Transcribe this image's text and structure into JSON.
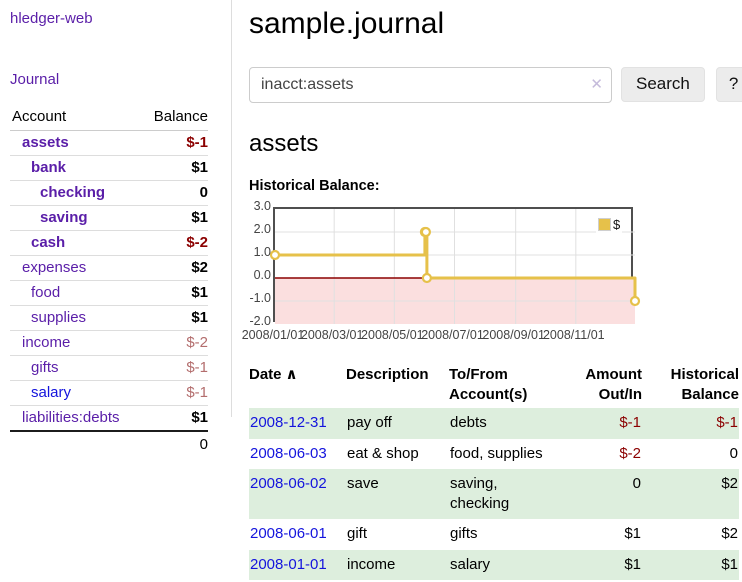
{
  "app": {
    "title": "hledger-web",
    "nav_journal": "Journal"
  },
  "sidebar": {
    "header_account": "Account",
    "header_balance": "Balance",
    "accounts": [
      {
        "name": "assets",
        "indent": 0,
        "bold": true,
        "balance": "$-1"
      },
      {
        "name": "bank",
        "indent": 1,
        "bold": true,
        "balance": "$1"
      },
      {
        "name": "checking",
        "indent": 2,
        "bold": true,
        "balance": "0"
      },
      {
        "name": "saving",
        "indent": 2,
        "bold": true,
        "balance": "$1"
      },
      {
        "name": "cash",
        "indent": 1,
        "bold": true,
        "balance": "$-2"
      },
      {
        "name": "expenses",
        "indent": 0,
        "bold": false,
        "balance": "$2"
      },
      {
        "name": "food",
        "indent": 1,
        "bold": false,
        "balance": "$1"
      },
      {
        "name": "supplies",
        "indent": 1,
        "bold": false,
        "balance": "$1"
      },
      {
        "name": "income",
        "indent": 0,
        "bold": false,
        "balance": "$-2"
      },
      {
        "name": "gifts",
        "indent": 1,
        "bold": false,
        "balance": "$-1"
      },
      {
        "name": "salary",
        "indent": 1,
        "bold": false,
        "balance": "$-1",
        "unvisited": true
      },
      {
        "name": "liabilities:debts",
        "indent": 0,
        "bold": false,
        "balance": "$1"
      }
    ],
    "total": "0"
  },
  "main": {
    "title": "sample.journal",
    "account_heading": "assets"
  },
  "search": {
    "value": "inacct:assets",
    "clear_icon": "✕",
    "button_label": "Search",
    "help_label": "?"
  },
  "chart_data": {
    "type": "line",
    "title": "Historical Balance:",
    "series": [
      {
        "name": "$",
        "color": "#e6c14a",
        "step": true,
        "points": [
          [
            "2008-01-01",
            1
          ],
          [
            "2008-06-01",
            2
          ],
          [
            "2008-06-02",
            2
          ],
          [
            "2008-06-03",
            0
          ],
          [
            "2008-12-31",
            -1
          ]
        ]
      }
    ],
    "ylim": [
      -2,
      3
    ],
    "y_ticks": [
      {
        "value": 3,
        "label": "3.0"
      },
      {
        "value": 2,
        "label": "2.0"
      },
      {
        "value": 1,
        "label": "1.0"
      },
      {
        "value": 0,
        "label": "0.0"
      },
      {
        "value": -1,
        "label": "-1.0"
      },
      {
        "value": -2,
        "label": "-2.0"
      }
    ],
    "x_range": [
      "2008-01-01",
      "2008-12-31"
    ],
    "x_ticks": [
      {
        "date": "2008-01-01",
        "label": "2008/01/01"
      },
      {
        "date": "2008-03-01",
        "label": "2008/03/01"
      },
      {
        "date": "2008-05-01",
        "label": "2008/05/01"
      },
      {
        "date": "2008-07-01",
        "label": "2008/07/01"
      },
      {
        "date": "2008-09-01",
        "label": "2008/09/01"
      },
      {
        "date": "2008-11-01",
        "label": "2008/11/01"
      }
    ],
    "grid": true,
    "grid_color": "#e0e0e0",
    "negative_region_color": "#fbdfdf",
    "zero_line_color": "#8b0000",
    "legend_position": "top-right"
  },
  "register": {
    "headers": {
      "date": "Date",
      "sort_icon": "∧",
      "description": "Description",
      "tofrom": "To/From\nAccount(s)",
      "amount": "Amount\nOut/In",
      "balance": "Historical\nBalance"
    },
    "rows": [
      {
        "date": "2008-12-31",
        "description": "pay off",
        "tofrom": "debts",
        "amount": "$-1",
        "balance": "$-1"
      },
      {
        "date": "2008-06-03",
        "description": "eat & shop",
        "tofrom": "food, supplies",
        "amount": "$-2",
        "balance": "0"
      },
      {
        "date": "2008-06-02",
        "description": "save",
        "tofrom": "saving,\nchecking",
        "amount": "0",
        "balance": "$2"
      },
      {
        "date": "2008-06-01",
        "description": "gift",
        "tofrom": "gifts",
        "amount": "$1",
        "balance": "$2"
      },
      {
        "date": "2008-01-01",
        "description": "income",
        "tofrom": "salary",
        "amount": "$1",
        "balance": "$1"
      }
    ]
  }
}
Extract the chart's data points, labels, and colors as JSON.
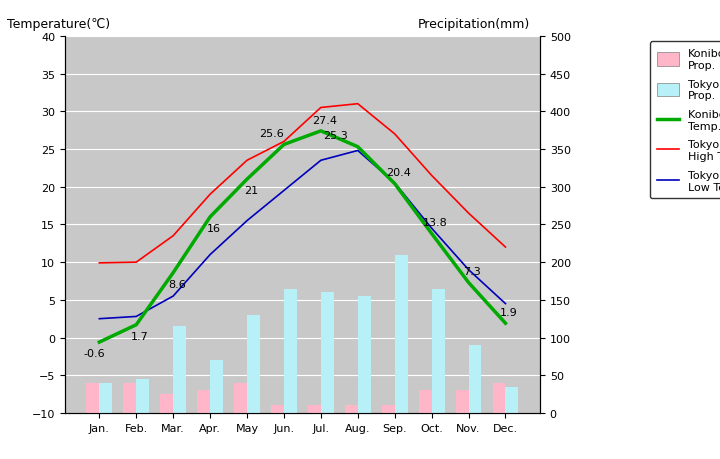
{
  "months": [
    "Jan.",
    "Feb.",
    "Mar.",
    "Apr.",
    "May",
    "Jun.",
    "Jul.",
    "Aug.",
    "Sep.",
    "Oct.",
    "Nov.",
    "Dec."
  ],
  "konibodom_ave_temp": [
    -0.6,
    1.7,
    8.6,
    16,
    21,
    25.6,
    27.4,
    25.3,
    20.4,
    13.8,
    7.3,
    1.9
  ],
  "tokyo_high_temp": [
    9.9,
    10.0,
    13.5,
    19.0,
    23.5,
    26.0,
    30.5,
    31.0,
    27.0,
    21.5,
    16.5,
    12.0
  ],
  "tokyo_low_temp": [
    2.5,
    2.8,
    5.5,
    11.0,
    15.5,
    19.5,
    23.5,
    24.8,
    20.5,
    14.5,
    9.0,
    4.5
  ],
  "konibodom_precip_mm": [
    40,
    40,
    25,
    30,
    40,
    10,
    10,
    10,
    10,
    30,
    30,
    40
  ],
  "tokyo_precip_mm": [
    40,
    45,
    115,
    70,
    130,
    165,
    160,
    155,
    210,
    165,
    90,
    35
  ],
  "temp_ylim": [
    -10,
    40
  ],
  "precip_ylim": [
    0,
    500
  ],
  "title_left": "Temperature(℃)",
  "title_right": "Precipitation(mm)",
  "konibodom_color": "#00aa00",
  "tokyo_high_color": "#ff0000",
  "tokyo_low_color": "#0000bb",
  "konibodom_bar_color": "#ffb6c8",
  "tokyo_bar_color": "#b8f0f8",
  "bg_color": "#c8c8c8",
  "grid_color": "#ffffff",
  "label_offsets_x": [
    -0.15,
    0.1,
    0.1,
    0.1,
    0.1,
    -0.35,
    0.1,
    -0.6,
    0.1,
    0.1,
    0.1,
    0.1
  ],
  "label_offsets_y": [
    -1.5,
    -1.5,
    -1.5,
    -1.5,
    -1.5,
    1.5,
    1.5,
    1.5,
    1.5,
    1.5,
    1.5,
    1.5
  ]
}
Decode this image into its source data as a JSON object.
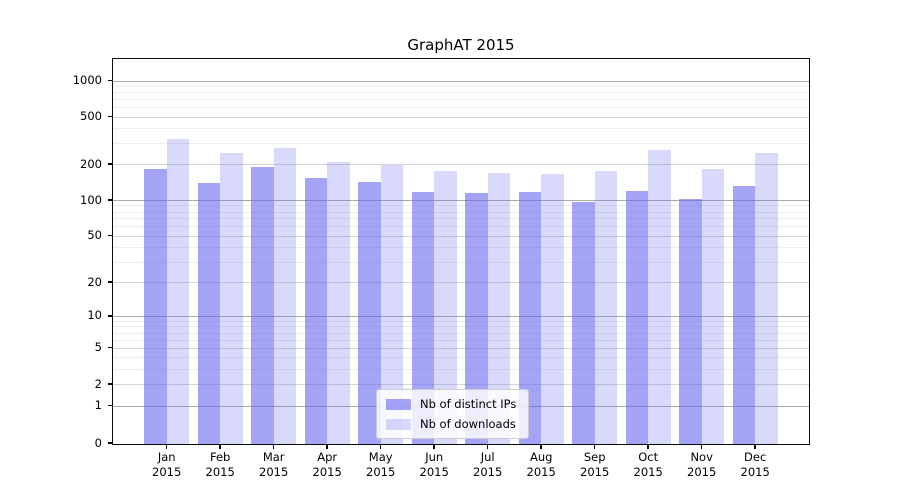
{
  "chart_data": {
    "type": "bar",
    "title": "GraphAT 2015",
    "categories": [
      "Jan 2015",
      "Feb 2015",
      "Mar 2015",
      "Apr 2015",
      "May 2015",
      "Jun 2015",
      "Jul 2015",
      "Aug 2015",
      "Sep 2015",
      "Oct 2015",
      "Nov 2015",
      "Dec 2015"
    ],
    "months": [
      "Jan",
      "Feb",
      "Mar",
      "Apr",
      "May",
      "Jun",
      "Jul",
      "Aug",
      "Sep",
      "Oct",
      "Nov",
      "Dec"
    ],
    "year": "2015",
    "series": [
      {
        "name": "Nb of distinct IPs",
        "color": "#a6a6f3",
        "fill": "rgba(104,104,240,0.6)",
        "values": [
          182,
          138,
          188,
          152,
          143,
          117,
          115,
          116,
          96,
          119,
          103,
          130
        ]
      },
      {
        "name": "Nb of downloads",
        "color": "#dbdbf7",
        "fill": "rgba(104,104,240,0.25)",
        "values": [
          325,
          246,
          273,
          207,
          196,
          175,
          170,
          164,
          175,
          265,
          181,
          246
        ]
      }
    ],
    "y_axis": {
      "scale": "log-like",
      "ticks": [
        0,
        1,
        2,
        5,
        10,
        20,
        50,
        100,
        200,
        500,
        1000
      ],
      "minor_ticks": [
        3,
        4,
        6,
        7,
        8,
        9,
        30,
        40,
        60,
        70,
        80,
        90,
        300,
        400,
        600,
        700,
        800,
        900
      ],
      "range": [
        0,
        1000
      ]
    },
    "legend": {
      "position": "lower center"
    },
    "grid": true
  },
  "style_colors": {
    "bar_dark": "#a6a6f3",
    "bar_light": "#dbdbf7",
    "grid_pow10": "#ababab",
    "grid_labeled": "#d6d6d6",
    "grid_minor": "#ededed",
    "spine": "#0a0a0a",
    "text": "#000000"
  }
}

Goal of the exercise
Show each line of the listing that holds the string "date".

Response for this exercise
        "date": "2008-01-01",
        "date": "2008-03-01",
        "date": "2008-05-01",
        "date": "2008-07-01",
        "date": "2008-09-01",
        "date": "2008-11-01",
      "date": "Date",
        "date": "2008-12-31",
        "date": "2008-06-03",
        "date": "2008-06-02",
        "date": "2008-06-01",
        "date": "2008-01-01",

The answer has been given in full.